_TEXT PROVIDED_

# Tabular Playground Series - Aug 2022

In [31]:
import numpy as np
import pandas as pd
import matplotlib.pyplot as plt

In [32]:
train_df = pd.read_csv("../input/tabular-playground-series-aug-2022/train.csv")
test_df = pd.read_csv("../input/tabular-playground-series-aug-2022/test.csv")

In [33]:
print(train_df.shape)
print(test_df.shape)

(26570, 26)
(20775, 25)


In [34]:
display(train_df.head())
display(test_df.head())

Unnamed: 0,id,product_code,loading,attribute_0,attribute_1,attribute_2,attribute_3,measurement_0,measurement_1,measurement_2,...,measurement_9,measurement_10,measurement_11,measurement_12,measurement_13,measurement_14,measurement_15,measurement_16,measurement_17,failure
0,0,A,80.1,material_7,material_8,9,5,7,8,4,...,10.672,15.859,17.594,15.193,15.029,,13.034,14.684,764.1,0
1,1,A,84.89,material_7,material_8,9,5,14,3,3,...,12.448,17.947,17.915,11.755,14.732,15.425,14.395,15.631,682.057,0
2,2,A,82.43,material_7,material_8,9,5,12,1,5,...,12.715,15.607,,13.798,16.711,18.631,14.094,17.946,663.376,0
3,3,A,101.07,material_7,material_8,9,5,13,2,6,...,12.471,16.346,18.377,10.02,15.25,15.562,16.154,17.172,826.282,0
4,4,A,188.06,material_7,material_8,9,5,9,2,8,...,10.337,17.082,19.932,12.428,16.182,12.76,13.153,16.412,579.885,0


Unnamed: 0,id,product_code,loading,attribute_0,attribute_1,attribute_2,attribute_3,measurement_0,measurement_1,measurement_2,...,measurement_8,measurement_9,measurement_10,measurement_11,measurement_12,measurement_13,measurement_14,measurement_15,measurement_16,measurement_17
0,26570,F,119.57,material_5,material_6,6,4,6,9,6,...,18.654,10.802,15.909,18.07,13.772,13.659,16.825,13.742,17.71,634.612
1,26571,F,113.51,material_5,material_6,6,4,11,8,0,...,19.368,12.032,13.998,,12.473,17.468,16.708,14.776,14.102,537.037
2,26572,F,112.16,material_5,material_6,6,4,8,12,4,...,17.774,11.743,17.046,18.086,10.907,13.363,15.737,17.065,16.021,658.995
3,26573,F,112.72,material_5,material_6,6,4,8,11,10,...,18.948,11.79,18.165,16.163,10.933,15.501,15.667,12.62,16.111,594.301
4,26574,F,208.0,material_5,material_6,6,4,14,16,8,...,19.141,12.37,14.578,17.849,11.941,16.07,16.183,13.324,17.15,801.044


In [35]:
measurement_cols = [i for i in train_df.columns if "measurement" in i]

In [36]:
import pickle
from sklearn.impute import KNNImputer, SimpleImputer
from sklearn.linear_model import LogisticRegression
from sklearn.metrics import roc_auc_score, accuracy_score
from sklearn.model_selection import GroupKFold
from sklearn.preprocessing import StandardScaler, PowerTransformer
from sklearn.decomposition import PCA
from sklearn.naive_bayes import MultinomialNB
from sklearn.svm import LinearSVC
from sklearn.ensemble import RandomForestClassifier
from sklearn.ensemble import VotingClassifier
from sklearn.ensemble import AdaBoostClassifier
from sklearn.tree import DecisionTreeClassifier
from sklearn.ensemble import BaggingClassifier
from sklearn.svm import LinearSVC
import sklearn


In [37]:
#remove the features we don't need
train_df = train_df.drop(columns=["id"])

_STORED DATA_
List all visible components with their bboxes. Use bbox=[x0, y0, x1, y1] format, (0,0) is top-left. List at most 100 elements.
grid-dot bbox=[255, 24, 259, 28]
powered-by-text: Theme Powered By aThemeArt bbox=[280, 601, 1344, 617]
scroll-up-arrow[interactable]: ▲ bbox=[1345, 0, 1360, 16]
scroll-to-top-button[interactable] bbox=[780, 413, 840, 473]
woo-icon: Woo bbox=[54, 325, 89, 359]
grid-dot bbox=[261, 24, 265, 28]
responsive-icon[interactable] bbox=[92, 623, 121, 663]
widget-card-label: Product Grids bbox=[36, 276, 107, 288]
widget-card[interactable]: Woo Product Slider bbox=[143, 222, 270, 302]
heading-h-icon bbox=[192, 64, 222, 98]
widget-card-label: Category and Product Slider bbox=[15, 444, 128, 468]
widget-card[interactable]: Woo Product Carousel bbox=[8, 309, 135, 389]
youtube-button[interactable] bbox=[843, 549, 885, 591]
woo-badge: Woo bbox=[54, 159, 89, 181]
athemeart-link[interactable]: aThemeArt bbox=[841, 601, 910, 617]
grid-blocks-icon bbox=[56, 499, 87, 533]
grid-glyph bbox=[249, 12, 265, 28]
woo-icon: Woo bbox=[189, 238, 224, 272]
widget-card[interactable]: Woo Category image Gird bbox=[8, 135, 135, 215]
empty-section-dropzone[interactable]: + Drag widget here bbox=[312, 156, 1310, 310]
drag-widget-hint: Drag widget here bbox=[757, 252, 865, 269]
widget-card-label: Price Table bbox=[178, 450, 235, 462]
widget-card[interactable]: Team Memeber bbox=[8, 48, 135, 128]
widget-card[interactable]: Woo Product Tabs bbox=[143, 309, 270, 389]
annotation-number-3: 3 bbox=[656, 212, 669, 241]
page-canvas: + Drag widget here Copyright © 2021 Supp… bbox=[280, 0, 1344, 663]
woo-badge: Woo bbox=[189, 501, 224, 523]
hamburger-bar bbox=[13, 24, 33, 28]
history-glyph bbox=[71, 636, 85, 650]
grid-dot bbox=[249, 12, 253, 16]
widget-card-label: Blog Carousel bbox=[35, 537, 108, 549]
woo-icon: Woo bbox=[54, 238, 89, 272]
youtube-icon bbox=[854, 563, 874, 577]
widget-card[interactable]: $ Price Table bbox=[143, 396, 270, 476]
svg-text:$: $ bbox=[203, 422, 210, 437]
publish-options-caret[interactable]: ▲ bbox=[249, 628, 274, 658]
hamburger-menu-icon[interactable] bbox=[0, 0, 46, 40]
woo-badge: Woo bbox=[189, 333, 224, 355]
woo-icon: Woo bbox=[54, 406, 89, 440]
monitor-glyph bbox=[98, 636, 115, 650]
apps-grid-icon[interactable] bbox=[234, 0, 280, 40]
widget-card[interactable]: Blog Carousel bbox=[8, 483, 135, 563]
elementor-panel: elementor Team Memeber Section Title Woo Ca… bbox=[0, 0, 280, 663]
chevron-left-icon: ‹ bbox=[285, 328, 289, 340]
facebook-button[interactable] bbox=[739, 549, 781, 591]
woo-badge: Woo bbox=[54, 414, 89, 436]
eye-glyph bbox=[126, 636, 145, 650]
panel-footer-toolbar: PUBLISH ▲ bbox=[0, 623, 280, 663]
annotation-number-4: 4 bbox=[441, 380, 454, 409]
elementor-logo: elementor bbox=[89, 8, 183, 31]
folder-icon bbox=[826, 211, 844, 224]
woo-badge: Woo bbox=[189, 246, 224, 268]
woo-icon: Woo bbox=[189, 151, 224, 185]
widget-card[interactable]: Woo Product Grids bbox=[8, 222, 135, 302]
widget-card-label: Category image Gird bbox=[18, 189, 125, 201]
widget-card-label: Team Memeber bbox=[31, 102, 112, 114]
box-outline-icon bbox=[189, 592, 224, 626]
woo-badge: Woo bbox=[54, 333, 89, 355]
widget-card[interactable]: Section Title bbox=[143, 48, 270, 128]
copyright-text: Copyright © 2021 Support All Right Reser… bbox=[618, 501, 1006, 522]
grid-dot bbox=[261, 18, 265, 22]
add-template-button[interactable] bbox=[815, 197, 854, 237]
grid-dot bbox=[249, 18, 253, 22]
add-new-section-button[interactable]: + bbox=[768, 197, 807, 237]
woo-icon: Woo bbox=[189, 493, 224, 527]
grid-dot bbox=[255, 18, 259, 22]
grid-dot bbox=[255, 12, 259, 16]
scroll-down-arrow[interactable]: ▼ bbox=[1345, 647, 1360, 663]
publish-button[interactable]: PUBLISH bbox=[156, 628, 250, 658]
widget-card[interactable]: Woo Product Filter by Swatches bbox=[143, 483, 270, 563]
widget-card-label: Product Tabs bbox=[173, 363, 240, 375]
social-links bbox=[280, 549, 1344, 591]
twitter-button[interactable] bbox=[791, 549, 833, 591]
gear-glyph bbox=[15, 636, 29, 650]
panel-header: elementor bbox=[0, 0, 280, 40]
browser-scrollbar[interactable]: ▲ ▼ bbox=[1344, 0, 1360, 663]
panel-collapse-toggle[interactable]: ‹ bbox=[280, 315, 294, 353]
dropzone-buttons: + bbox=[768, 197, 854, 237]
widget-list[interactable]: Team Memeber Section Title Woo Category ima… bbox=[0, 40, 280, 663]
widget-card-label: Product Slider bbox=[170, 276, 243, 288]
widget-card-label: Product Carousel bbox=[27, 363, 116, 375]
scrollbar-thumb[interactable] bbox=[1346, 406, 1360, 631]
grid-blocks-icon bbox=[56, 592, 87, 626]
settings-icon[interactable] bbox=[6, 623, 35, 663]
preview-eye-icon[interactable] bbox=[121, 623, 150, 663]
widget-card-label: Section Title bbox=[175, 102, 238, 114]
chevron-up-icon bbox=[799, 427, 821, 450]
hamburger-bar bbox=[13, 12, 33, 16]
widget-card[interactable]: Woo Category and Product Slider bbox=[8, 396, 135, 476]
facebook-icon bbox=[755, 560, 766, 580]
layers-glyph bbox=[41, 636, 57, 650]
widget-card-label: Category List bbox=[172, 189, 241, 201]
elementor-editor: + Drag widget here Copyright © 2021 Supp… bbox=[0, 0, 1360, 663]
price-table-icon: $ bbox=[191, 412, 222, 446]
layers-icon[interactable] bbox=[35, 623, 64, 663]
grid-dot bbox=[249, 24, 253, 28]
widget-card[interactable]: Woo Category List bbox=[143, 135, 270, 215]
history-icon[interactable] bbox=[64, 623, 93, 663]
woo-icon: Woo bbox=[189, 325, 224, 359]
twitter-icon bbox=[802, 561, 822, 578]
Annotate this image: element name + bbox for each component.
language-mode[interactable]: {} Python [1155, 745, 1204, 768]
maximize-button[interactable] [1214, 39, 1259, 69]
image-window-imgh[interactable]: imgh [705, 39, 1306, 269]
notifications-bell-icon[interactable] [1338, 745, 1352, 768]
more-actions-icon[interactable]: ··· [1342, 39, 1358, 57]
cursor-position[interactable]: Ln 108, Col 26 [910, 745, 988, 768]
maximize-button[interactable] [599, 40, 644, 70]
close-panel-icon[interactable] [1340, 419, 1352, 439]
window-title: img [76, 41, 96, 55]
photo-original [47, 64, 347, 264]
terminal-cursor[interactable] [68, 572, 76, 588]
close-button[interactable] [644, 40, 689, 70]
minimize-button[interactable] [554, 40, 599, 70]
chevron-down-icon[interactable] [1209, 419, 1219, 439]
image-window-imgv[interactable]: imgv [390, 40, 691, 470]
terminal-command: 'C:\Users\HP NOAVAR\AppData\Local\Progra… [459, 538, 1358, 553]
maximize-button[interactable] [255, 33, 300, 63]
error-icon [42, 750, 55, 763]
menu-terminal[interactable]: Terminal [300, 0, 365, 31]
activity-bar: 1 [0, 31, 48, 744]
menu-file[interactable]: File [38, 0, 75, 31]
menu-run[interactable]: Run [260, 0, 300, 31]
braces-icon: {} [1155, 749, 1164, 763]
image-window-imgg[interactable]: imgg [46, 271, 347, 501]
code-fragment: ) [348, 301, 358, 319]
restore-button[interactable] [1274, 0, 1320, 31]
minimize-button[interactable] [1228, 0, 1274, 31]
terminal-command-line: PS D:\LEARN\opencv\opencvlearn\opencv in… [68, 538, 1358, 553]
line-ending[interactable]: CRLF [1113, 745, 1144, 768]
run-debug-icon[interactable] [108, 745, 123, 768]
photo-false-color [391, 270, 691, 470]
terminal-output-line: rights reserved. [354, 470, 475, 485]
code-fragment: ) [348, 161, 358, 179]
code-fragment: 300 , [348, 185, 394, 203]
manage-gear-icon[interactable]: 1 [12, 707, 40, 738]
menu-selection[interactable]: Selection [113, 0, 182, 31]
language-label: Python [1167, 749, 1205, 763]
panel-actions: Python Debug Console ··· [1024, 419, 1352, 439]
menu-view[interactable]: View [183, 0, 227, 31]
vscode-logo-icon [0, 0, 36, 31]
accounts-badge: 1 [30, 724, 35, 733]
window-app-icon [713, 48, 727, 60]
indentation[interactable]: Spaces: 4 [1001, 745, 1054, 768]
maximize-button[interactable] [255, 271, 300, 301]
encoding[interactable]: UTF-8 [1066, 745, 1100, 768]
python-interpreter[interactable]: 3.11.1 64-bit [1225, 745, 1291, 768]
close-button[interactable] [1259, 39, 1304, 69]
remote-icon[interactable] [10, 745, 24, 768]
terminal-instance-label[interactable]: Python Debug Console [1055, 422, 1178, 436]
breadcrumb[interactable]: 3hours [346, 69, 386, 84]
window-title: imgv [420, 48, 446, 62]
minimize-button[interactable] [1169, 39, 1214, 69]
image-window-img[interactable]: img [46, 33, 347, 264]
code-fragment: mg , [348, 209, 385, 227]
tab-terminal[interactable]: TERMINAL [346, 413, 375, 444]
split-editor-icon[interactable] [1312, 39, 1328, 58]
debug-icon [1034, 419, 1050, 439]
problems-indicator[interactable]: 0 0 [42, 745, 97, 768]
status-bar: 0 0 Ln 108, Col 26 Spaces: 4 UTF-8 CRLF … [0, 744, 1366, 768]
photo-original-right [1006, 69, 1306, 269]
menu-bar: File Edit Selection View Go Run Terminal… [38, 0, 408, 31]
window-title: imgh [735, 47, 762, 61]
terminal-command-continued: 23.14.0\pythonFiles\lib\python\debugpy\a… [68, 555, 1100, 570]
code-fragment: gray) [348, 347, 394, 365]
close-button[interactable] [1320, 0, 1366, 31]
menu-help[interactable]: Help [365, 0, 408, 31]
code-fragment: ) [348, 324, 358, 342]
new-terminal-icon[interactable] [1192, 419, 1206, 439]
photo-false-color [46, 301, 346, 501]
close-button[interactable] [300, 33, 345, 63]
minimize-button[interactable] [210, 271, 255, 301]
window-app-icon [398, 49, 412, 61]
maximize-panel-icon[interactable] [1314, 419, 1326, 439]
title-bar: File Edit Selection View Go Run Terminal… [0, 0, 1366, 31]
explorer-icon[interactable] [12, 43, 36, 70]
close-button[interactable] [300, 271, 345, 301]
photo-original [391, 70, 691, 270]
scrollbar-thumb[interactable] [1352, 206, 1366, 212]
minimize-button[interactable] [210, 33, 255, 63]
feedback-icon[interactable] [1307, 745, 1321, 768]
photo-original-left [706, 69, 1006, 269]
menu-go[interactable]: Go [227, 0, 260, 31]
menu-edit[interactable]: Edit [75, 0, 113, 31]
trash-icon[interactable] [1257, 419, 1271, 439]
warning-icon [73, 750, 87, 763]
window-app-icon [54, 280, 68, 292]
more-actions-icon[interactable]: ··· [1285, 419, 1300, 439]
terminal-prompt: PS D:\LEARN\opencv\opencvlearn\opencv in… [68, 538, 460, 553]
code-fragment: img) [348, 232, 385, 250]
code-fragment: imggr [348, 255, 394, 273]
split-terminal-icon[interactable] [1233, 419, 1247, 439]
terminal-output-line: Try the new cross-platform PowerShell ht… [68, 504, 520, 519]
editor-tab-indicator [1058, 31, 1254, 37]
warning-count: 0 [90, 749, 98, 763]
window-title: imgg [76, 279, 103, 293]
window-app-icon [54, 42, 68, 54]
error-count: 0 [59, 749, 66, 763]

_EXERCISE INSTRUCTIONS_
Continue the Tabular Playground Series notebook from where it stops, starting after its last line of code.

_RESPONSE BOX_
test_df = test_df.drop(columns=["id"])

In [38]:
X = train_df.drop(columns="failure")
y = train_df["failure"]

X_test = test_df

In [39]:
def impute_and_scale(train_data, val_data):
    """
    impute and scale the data
    """
    scaler = PowerTransformer()
    imputer = SimpleImputer(strategy="mean")
    
    #generate new data
    train_data['m_3_missing'] = train_data.measurement_3.isna()
    train_data['m_5_missing'] = train_data.measurement_5.isna()
    val_data['m_3_missing'] = val_data.measurement_3.isna()
    val_data['m_5_missing'] = val_data.measurement_5.isna()
    
    imputer.fit(train_data[measurement_cols + ["loading"] + ["m_3_missing"] + ["m_5_missing"]])
    
    filled_train = imputer.transform(train_data[measurement_cols + ["loading"] + ["m_3_missing"] + ["m_5_missing"]])
    filled_val = imputer.transform(val_data[measurement_cols + ["loading"] + ["m_3_missing"] + ["m_5_missing"]])
    
    scaled_train = scaler.fit_transform(filled_train)
    scaled_val = scaler.transform(filled_val)
    
    #back to dataframe
    new_train = train_data.copy()
    new_val = val_data.copy()
    
    new_train[measurement_cols + ["loading"] + ["m_3_missing"] + ["m_5_missing"]] = filled_train
    new_val[measurement_cols + ["loading"] + ["m_3_missing"] + ["m_5_missing"]] = filled_val
    
    
    return new_train, new_val
    

In [40]:
def _ohe(train_data, val_data):
    """
    one-hot-encodes the data
    """
    
    new_train = pd.get_dummies(train_data, columns=["product_code","attribute_0", "attribute_1", "attribute_2", "attribute_3"])
    new_val = pd.get_dummies(val_data, columns=["product_code","attribute_0", "attribute_1", "attribute_2", "attribute_3"])
    
    #columns are not currently the same, concat so that they are
    train_val = pd.concat([new_train, new_val]).fillna(0) #creates some empty columns, fill these with 0's
    
    #extract train and val again
    new_train = train_val.iloc[0:len(train_data)]
    new_val = train_val.iloc[len(train_data):]
    
    assert len(train_data) == len(new_train)
    assert len(val_data) == len(val_data)
    
    return new_train, new_val
    

In [41]:
def k_fold_cv(model,X,y):
    kfold = GroupKFold(n_splits=5)

    feature_imp, y_pred_list, y_true_list, roc_list  = [],[],[],[]
    for fold, (train_index, val_index) in enumerate(kfold.split(X, y, train_df["product_code"])):
        print("===== fold", fold, "=====")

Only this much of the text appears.